DATASET RECORDS
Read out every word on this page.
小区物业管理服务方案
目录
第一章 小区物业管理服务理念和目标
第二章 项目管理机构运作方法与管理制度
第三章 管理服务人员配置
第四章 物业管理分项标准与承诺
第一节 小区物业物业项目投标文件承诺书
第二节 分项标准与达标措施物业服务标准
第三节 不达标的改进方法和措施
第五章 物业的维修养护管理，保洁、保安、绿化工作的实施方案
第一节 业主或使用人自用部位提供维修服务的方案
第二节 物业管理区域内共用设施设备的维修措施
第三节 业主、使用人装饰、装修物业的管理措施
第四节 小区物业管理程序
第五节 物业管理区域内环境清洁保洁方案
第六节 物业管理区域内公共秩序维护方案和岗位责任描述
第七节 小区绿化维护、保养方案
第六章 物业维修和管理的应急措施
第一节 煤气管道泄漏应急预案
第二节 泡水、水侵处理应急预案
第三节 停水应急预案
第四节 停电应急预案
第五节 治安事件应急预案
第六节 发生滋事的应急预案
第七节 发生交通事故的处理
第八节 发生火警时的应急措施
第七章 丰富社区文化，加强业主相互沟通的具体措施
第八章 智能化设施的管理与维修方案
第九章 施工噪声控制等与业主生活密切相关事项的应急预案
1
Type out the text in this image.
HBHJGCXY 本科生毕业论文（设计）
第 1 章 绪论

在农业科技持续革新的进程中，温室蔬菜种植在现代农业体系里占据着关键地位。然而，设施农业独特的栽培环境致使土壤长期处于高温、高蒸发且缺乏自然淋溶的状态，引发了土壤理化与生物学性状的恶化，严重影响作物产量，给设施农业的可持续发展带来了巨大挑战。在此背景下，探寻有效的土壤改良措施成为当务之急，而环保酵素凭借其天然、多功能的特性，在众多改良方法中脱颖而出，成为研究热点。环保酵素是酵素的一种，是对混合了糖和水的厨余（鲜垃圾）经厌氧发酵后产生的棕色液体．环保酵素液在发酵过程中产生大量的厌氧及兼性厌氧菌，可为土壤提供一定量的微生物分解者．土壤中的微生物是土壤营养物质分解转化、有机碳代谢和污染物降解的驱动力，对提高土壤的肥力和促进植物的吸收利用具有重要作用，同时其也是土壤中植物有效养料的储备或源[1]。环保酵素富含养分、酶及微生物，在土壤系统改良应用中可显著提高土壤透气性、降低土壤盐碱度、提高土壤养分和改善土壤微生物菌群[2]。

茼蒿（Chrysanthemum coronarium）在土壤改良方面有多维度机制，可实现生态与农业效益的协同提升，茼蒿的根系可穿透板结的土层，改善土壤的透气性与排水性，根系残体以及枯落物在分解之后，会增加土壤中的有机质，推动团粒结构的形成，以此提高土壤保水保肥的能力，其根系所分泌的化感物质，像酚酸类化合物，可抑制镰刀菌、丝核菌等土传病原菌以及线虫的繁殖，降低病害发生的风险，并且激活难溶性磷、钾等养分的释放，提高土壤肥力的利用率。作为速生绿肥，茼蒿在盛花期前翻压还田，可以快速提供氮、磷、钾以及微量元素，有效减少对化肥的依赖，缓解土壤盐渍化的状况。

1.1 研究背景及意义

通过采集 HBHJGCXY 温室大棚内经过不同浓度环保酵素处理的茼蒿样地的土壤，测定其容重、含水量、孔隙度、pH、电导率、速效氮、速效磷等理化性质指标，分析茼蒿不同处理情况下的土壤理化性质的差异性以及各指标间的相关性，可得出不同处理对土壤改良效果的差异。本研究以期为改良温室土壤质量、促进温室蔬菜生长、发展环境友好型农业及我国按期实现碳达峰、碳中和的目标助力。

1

WHAT NEEDS TO BE DONE
Gather every line containing the word "this" and copy it.

FINISHED EXERCISE
Read out every word on this page.
Type out the text in this image.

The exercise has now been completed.